WHAT YOU NEED TO DO>
Skip all pictures, then print the remaining material exactly.
**** DATA FOR THIS EXERCISE ****
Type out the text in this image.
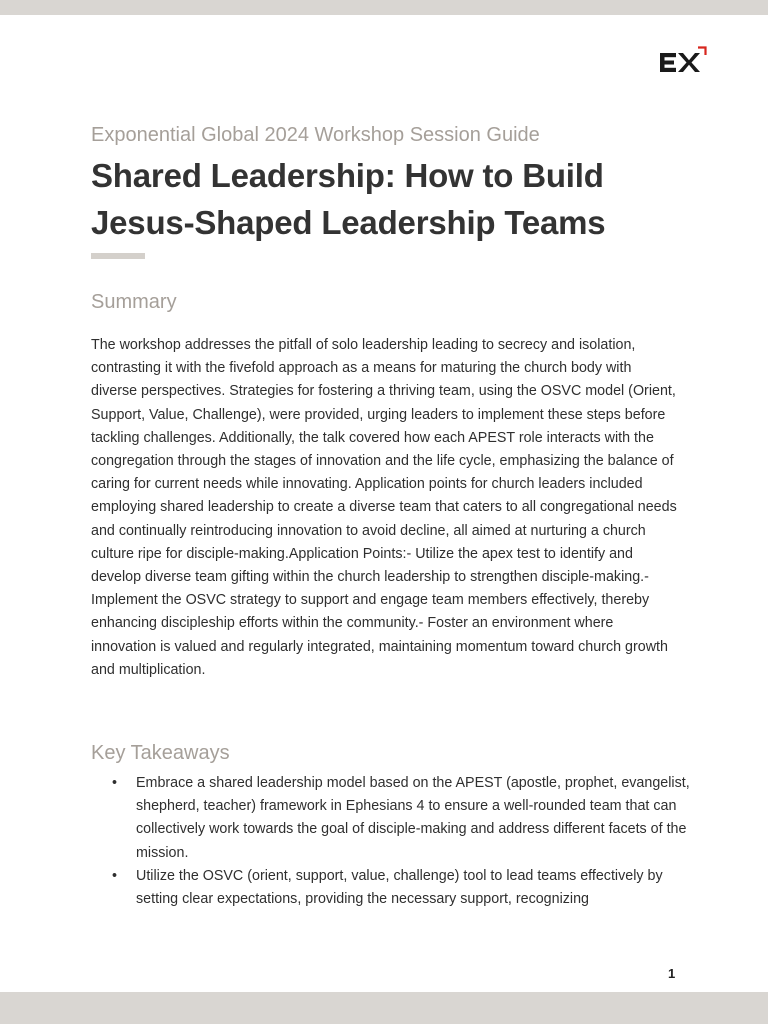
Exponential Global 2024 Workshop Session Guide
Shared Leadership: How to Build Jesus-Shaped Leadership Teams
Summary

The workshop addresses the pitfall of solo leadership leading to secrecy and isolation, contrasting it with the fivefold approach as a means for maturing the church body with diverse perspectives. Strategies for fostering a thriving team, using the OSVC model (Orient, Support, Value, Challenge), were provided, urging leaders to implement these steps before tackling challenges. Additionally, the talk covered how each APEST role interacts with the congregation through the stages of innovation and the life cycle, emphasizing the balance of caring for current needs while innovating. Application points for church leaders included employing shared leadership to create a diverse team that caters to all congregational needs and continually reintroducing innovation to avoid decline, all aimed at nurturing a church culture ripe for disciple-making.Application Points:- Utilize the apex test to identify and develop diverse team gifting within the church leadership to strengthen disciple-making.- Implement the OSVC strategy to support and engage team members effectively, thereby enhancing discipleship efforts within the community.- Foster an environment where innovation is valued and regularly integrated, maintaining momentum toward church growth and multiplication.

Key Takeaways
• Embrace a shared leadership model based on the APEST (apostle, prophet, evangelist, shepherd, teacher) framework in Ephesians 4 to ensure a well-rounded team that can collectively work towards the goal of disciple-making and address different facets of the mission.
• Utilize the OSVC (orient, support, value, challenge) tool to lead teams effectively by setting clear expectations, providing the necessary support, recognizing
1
****
SOLUTION TO THIS PROBLEM>
Type out the text in this image.
Exponential Global 2024 Workshop Session Guide
Shared Leadership: How to Build Jesus-Shaped Leadership Teams
Summary

The workshop addresses the pitfall of solo leadership leading to secrecy and isolation, contrasting it with the fivefold approach as a means for maturing the church body with diverse perspectives. Strategies for fostering a thriving team, using the OSVC model (Orient, Support, Value, Challenge), were provided, urging leaders to implement these steps before tackling challenges. Additionally, the talk covered how each APEST role interacts with the congregation through the stages of innovation and the life cycle, emphasizing the balance of caring for current needs while innovating. Application points for church leaders included employing shared leadership to create a diverse team that caters to all congregational needs and continually reintroducing innovation to avoid decline, all aimed at nurturing a church culture ripe for disciple-making.Application Points:- Utilize the apex test to identify and develop diverse team gifting within the church leadership to strengthen disciple-making.- Implement the OSVC strategy to support and engage team members effectively, thereby enhancing discipleship efforts within the community.- Foster an environment where innovation is valued and regularly integrated, maintaining momentum toward church growth and multiplication.

Key Takeaways
• Embrace a shared leadership model based on the APEST (apostle, prophet, evangelist, shepherd, teacher) framework in Ephesians 4 to ensure a well-rounded team that can collectively work towards the goal of disciple-making and address different facets of the mission.
• Utilize the OSVC (orient, support, value, challenge) tool to lead teams effectively by setting clear expectations, providing the necessary support, recognizing
1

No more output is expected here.